### Problem to solve
Please retype the data in full and exactly; the pictures are not part of the copy.

### Records for the task
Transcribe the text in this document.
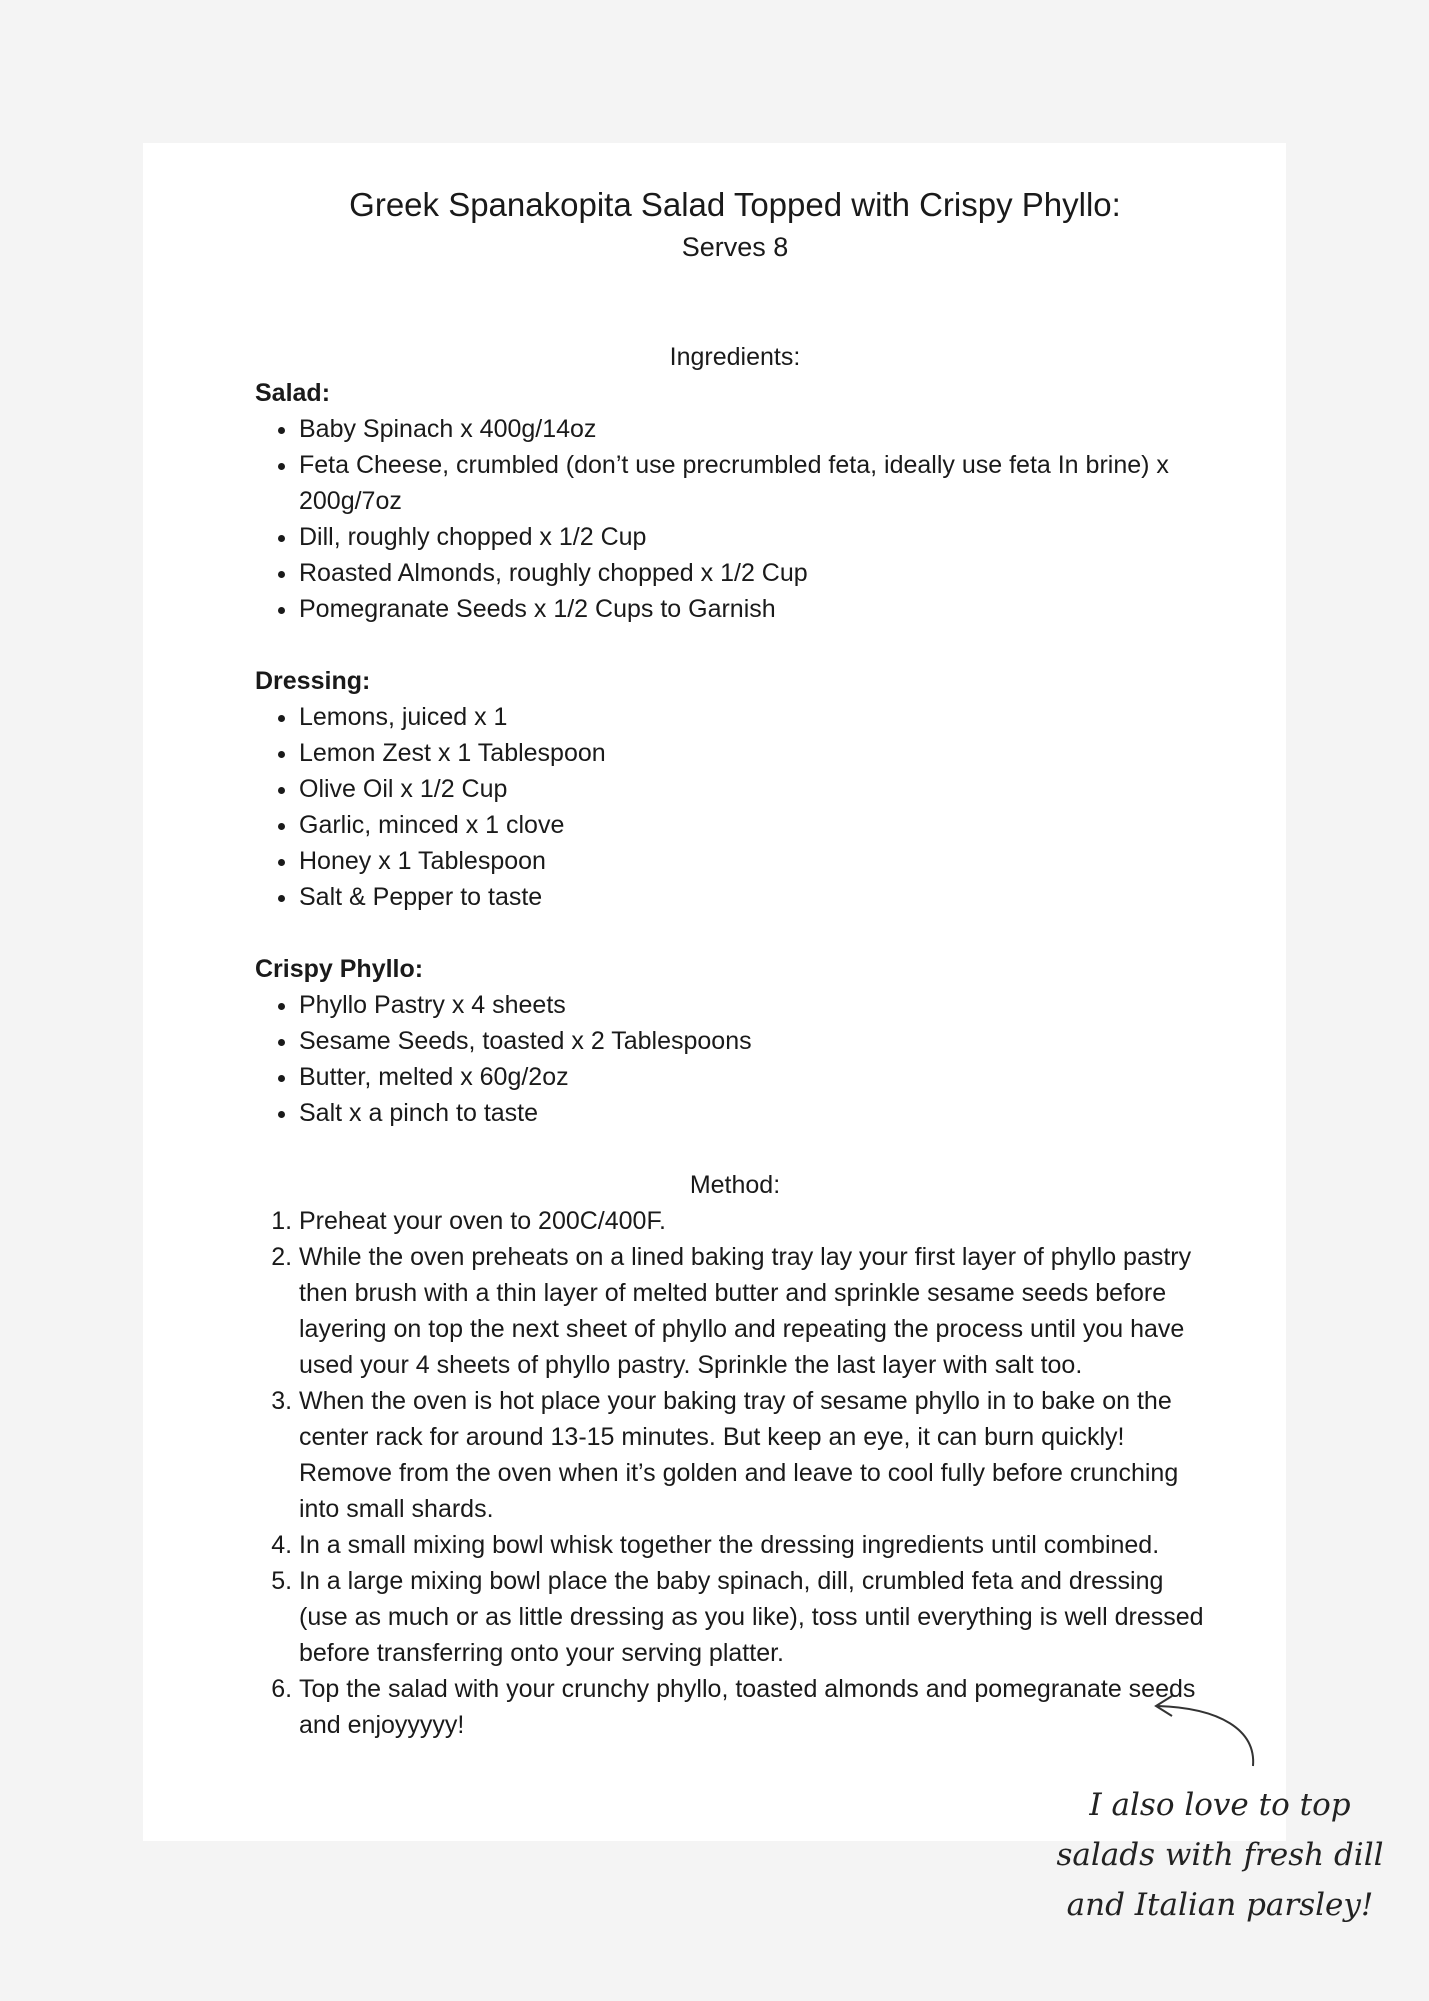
Greek Spanakopita Salad Topped with Crispy Phyllo:

Serves 8

Ingredients:

Salad:

• Baby Spinach x 400g/14oz
• Feta Cheese, crumbled (don’t use precrumbled feta, ideally use feta In brine) x 200g/7oz
• Dill, roughly chopped x 1/2 Cup
• Roasted Almonds, roughly chopped x 1/2 Cup
• Pomegranate Seeds x 1/2 Cups to Garnish

Dressing:

• Lemons, juiced x 1
• Lemon Zest x 1 Tablespoon
• Olive Oil x 1/2 Cup
• Garlic, minced x 1 clove
• Honey x 1 Tablespoon
• Salt & Pepper to taste

Crispy Phyllo:

• Phyllo Pastry x 4 sheets
• Sesame Seeds, toasted x 2 Tablespoons
• Butter, melted x 60g/2oz
• Salt x a pinch to taste

Method:

1. Preheat your oven to 200C/400F.
2. While the oven preheats on a lined baking tray lay your first layer of phyllo pastry then brush with a thin layer of melted butter and sprinkle sesame seeds before layering on top the next sheet of phyllo and repeating the process until you have used your 4 sheets of phyllo pastry. Sprinkle the last layer with salt too.
3. When the oven is hot place your baking tray of sesame phyllo in to bake on the center rack for around 13-15 minutes. But keep an eye, it can burn quickly! Remove from the oven when it’s golden and leave to cool fully before crunching into small shards.
4. In a small mixing bowl whisk together the dressing ingredients until combined.
5. In a large mixing bowl place the baby spinach, dill, crumbled feta and dressing (use as much or as little dressing as you like), toss until everything is well dressed before transferring onto your serving platter.
6. Top the salad with your crunchy phyllo, toasted almonds and pomegranate seeds and enjoyyyyy!
I also love to top
salads with fresh dill
and Italian parsley!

### Full output
Transcribe the text in this document.
Greek Spanakopita Salad Topped with Crispy Phyllo:

Serves 8

Ingredients:

Salad:

• Baby Spinach x 400g/14oz
• Feta Cheese, crumbled (don’t use precrumbled feta, ideally use feta In brine) x 200g/7oz
• Dill, roughly chopped x 1/2 Cup
• Roasted Almonds, roughly chopped x 1/2 Cup
• Pomegranate Seeds x 1/2 Cups to Garnish

Dressing:

• Lemons, juiced x 1
• Lemon Zest x 1 Tablespoon
• Olive Oil x 1/2 Cup
• Garlic, minced x 1 clove
• Honey x 1 Tablespoon
• Salt & Pepper to taste

Crispy Phyllo:

• Phyllo Pastry x 4 sheets
• Sesame Seeds, toasted x 2 Tablespoons
• Butter, melted x 60g/2oz
• Salt x a pinch to taste

Method:

1. Preheat your oven to 200C/400F.
2. While the oven preheats on a lined baking tray lay your first layer of phyllo pastry then brush with a thin layer of melted butter and sprinkle sesame seeds before layering on top the next sheet of phyllo and repeating the process until you have used your 4 sheets of phyllo pastry. Sprinkle the last layer with salt too.
3. When the oven is hot place your baking tray of sesame phyllo in to bake on the center rack for around 13-15 minutes. But keep an eye, it can burn quickly! Remove from the oven when it’s golden and leave to cool fully before crunching into small shards.
4. In a small mixing bowl whisk together the dressing ingredients until combined.
5. In a large mixing bowl place the baby spinach, dill, crumbled feta and dressing (use as much or as little dressing as you like), toss until everything is well dressed before transferring onto your serving platter.
6. Top the salad with your crunchy phyllo, toasted almonds and pomegranate seeds and enjoyyyyy!
I also love to top
salads with fresh dill
and Italian parsley!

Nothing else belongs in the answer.